[GIVEN EXERCISE] Search the material below for the word "Controlled" and copy every line in which it occurs.
# start of DATASET RECORDS
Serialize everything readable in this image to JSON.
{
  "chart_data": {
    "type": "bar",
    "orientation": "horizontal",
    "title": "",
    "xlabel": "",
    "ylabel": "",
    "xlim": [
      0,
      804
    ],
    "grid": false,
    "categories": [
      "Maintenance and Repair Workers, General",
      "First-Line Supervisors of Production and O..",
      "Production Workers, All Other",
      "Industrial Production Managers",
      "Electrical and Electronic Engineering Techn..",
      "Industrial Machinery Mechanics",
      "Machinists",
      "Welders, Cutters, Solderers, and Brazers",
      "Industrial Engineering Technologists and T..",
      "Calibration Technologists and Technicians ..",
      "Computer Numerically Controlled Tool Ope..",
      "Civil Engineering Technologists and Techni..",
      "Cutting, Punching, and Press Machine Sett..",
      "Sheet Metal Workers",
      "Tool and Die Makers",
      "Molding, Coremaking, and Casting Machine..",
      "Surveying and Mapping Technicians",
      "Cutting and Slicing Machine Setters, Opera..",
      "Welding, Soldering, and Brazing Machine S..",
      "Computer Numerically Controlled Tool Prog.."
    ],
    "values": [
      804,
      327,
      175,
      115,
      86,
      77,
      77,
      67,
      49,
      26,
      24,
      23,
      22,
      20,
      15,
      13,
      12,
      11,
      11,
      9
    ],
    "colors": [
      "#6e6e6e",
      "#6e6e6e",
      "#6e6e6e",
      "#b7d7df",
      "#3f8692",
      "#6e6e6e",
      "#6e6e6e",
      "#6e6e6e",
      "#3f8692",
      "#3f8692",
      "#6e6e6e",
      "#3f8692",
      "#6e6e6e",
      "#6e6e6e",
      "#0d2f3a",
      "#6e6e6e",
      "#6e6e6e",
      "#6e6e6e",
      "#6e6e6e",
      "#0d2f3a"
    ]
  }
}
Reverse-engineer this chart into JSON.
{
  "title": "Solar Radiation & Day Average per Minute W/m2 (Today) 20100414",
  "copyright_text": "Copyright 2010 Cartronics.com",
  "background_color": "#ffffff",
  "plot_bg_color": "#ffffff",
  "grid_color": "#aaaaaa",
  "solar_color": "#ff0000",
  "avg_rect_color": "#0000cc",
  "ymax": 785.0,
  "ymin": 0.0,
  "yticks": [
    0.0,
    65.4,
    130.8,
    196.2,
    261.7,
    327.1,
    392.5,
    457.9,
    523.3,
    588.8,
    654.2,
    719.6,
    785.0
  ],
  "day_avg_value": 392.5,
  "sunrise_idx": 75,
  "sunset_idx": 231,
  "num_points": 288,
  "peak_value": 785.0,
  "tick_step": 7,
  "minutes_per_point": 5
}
# end of DATASET RECORDS
[ANSWER FOR THE TASK]
      "Computer Numerically Controlled Tool Ope..",
      "Computer Numerically Controlled Tool Prog.."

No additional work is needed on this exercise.